» **THE EXERCISE**
Search the listing below for the word "齐鲁晚报" and copy each line that holds it.

[Extracted data entries]
>> Begin

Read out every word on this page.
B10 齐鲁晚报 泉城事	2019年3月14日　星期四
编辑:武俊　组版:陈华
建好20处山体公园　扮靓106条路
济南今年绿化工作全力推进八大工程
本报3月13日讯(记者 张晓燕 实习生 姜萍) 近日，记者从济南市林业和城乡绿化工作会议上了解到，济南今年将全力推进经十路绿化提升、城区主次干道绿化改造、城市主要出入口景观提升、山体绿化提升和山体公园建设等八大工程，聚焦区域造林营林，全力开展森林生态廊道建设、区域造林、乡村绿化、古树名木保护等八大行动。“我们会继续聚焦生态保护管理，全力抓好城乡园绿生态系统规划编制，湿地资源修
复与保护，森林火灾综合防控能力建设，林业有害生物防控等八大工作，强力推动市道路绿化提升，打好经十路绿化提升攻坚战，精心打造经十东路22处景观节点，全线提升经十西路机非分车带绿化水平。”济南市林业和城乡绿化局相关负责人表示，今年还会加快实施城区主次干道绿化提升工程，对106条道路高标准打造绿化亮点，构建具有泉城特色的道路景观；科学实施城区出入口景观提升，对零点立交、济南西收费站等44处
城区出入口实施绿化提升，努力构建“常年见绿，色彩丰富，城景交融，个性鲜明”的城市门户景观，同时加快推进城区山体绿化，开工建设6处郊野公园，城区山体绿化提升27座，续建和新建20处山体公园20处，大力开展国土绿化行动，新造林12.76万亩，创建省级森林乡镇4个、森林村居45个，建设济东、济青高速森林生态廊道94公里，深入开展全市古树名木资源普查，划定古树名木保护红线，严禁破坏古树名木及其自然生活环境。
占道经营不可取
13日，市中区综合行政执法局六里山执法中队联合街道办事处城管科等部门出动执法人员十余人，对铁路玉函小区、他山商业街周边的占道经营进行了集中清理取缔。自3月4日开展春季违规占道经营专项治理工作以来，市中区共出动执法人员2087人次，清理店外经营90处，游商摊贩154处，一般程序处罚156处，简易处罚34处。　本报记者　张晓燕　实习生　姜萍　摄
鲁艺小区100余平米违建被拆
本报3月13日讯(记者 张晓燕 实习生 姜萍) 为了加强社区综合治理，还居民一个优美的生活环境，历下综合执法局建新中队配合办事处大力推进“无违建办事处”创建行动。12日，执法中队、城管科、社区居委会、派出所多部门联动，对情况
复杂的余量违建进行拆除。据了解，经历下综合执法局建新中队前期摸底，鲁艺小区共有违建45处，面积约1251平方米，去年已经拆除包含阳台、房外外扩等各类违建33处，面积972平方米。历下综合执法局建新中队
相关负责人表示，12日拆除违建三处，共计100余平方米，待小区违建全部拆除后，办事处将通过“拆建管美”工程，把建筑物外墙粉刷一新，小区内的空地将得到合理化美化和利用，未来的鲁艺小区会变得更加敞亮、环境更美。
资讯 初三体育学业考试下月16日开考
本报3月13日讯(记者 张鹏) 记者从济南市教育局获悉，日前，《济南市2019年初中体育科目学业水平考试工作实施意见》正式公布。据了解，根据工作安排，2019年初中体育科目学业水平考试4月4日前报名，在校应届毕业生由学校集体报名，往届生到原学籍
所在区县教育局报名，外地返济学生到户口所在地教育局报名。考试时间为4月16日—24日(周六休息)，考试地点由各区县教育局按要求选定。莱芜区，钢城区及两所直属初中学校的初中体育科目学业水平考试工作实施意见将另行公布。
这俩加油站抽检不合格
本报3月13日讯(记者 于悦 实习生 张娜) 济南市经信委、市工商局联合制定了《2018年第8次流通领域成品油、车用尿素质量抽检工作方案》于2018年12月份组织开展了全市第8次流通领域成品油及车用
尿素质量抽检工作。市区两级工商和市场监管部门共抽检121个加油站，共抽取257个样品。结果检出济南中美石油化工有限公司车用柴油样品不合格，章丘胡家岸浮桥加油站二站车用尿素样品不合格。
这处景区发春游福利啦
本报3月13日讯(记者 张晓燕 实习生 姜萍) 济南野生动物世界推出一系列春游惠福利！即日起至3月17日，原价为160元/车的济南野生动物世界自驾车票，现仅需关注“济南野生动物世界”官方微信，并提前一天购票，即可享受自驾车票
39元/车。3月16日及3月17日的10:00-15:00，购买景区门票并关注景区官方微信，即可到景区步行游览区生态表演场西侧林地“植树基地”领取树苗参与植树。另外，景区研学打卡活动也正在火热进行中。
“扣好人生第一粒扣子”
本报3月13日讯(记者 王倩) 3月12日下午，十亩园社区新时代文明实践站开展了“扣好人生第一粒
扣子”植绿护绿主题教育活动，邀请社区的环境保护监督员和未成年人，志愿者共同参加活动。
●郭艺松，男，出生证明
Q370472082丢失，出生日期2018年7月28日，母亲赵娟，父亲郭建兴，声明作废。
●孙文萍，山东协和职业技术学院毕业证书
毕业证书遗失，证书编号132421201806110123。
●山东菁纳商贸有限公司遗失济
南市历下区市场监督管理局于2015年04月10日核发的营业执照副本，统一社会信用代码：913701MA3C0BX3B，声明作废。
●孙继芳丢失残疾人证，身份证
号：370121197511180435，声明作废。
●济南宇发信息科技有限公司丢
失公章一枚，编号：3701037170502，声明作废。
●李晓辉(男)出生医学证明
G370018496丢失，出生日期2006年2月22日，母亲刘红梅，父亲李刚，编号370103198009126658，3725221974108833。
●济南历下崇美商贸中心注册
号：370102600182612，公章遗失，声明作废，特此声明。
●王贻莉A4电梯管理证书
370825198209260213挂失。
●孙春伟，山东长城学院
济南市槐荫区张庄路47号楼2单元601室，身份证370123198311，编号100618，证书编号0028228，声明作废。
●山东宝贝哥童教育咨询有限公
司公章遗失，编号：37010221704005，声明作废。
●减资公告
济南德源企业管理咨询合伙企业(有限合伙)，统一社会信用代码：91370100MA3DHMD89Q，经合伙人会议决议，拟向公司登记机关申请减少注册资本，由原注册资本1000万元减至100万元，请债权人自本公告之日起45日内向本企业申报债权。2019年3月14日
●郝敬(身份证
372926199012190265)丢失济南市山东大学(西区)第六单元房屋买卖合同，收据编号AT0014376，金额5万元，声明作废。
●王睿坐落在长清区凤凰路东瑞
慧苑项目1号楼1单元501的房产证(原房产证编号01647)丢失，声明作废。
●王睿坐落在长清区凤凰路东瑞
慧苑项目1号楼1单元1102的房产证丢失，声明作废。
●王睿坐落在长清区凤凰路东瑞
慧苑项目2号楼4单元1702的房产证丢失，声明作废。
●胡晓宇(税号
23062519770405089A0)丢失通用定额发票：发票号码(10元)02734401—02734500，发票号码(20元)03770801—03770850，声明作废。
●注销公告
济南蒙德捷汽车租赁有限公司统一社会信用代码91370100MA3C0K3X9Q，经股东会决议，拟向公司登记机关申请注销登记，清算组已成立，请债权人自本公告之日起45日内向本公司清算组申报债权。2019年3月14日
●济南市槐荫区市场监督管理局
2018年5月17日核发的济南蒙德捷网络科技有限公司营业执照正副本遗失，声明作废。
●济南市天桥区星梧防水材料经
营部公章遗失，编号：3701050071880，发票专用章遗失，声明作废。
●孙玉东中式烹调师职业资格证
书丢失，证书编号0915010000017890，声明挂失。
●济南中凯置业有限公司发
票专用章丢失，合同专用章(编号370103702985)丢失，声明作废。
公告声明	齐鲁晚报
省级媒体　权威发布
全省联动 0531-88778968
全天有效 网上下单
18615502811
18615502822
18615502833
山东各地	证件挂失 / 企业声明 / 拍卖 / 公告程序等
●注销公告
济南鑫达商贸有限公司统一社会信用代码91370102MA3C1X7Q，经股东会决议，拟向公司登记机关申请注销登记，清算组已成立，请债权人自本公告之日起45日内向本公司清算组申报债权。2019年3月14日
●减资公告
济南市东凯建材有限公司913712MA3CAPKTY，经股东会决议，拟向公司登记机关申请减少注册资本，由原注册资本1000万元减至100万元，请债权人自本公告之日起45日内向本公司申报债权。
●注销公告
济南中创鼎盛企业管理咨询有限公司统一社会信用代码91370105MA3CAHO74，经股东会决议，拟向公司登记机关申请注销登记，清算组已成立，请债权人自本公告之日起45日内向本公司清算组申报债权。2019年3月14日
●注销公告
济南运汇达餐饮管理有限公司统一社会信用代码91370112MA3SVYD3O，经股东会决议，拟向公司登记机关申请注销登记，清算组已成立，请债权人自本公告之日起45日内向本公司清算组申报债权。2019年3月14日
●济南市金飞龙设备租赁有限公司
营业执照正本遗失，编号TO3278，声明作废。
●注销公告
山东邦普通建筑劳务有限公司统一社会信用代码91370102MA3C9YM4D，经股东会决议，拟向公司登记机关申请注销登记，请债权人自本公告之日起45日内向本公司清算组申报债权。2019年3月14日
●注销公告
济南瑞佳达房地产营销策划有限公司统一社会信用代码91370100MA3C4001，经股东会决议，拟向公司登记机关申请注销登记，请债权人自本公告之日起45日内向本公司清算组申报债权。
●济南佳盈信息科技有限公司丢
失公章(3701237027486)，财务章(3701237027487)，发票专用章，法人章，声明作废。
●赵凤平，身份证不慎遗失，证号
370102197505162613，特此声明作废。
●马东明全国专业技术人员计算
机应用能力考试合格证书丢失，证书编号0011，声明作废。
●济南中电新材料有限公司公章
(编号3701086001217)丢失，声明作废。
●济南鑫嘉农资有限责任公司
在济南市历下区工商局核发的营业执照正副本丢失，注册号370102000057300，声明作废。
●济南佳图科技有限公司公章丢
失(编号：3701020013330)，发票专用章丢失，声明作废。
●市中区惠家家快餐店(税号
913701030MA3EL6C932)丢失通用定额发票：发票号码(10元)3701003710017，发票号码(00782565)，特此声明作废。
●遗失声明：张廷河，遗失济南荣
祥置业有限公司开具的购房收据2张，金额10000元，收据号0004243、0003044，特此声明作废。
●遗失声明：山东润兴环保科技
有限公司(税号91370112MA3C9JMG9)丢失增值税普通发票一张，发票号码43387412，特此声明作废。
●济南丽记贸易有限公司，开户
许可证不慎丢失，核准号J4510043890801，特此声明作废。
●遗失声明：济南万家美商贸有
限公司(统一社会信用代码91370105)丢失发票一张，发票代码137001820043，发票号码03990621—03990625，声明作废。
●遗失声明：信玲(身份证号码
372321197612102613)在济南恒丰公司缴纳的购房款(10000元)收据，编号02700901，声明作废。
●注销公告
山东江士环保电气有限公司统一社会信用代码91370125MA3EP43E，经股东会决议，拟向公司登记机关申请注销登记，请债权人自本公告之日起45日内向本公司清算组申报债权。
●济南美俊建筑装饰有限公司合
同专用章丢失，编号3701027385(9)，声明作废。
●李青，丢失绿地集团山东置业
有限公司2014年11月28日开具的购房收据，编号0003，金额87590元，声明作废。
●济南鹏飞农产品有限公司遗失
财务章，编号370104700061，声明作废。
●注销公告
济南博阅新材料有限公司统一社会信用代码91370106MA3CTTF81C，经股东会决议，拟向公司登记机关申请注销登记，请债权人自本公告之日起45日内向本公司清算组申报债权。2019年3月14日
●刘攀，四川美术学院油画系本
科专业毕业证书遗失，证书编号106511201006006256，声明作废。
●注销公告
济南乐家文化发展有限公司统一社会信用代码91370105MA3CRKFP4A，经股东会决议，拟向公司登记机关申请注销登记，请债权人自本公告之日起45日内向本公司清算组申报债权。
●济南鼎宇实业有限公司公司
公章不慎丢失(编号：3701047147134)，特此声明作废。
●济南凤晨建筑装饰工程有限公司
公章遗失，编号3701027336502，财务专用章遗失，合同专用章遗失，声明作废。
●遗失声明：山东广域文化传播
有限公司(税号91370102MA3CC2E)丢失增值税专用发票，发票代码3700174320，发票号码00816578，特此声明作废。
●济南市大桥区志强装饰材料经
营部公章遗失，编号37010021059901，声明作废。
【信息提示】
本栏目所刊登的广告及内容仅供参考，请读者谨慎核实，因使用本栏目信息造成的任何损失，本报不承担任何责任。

>> End

» **WRITTEN RESPONSE**
B10 齐鲁晚报 泉城事	2019年3月14日　星期四
公告声明	齐鲁晚报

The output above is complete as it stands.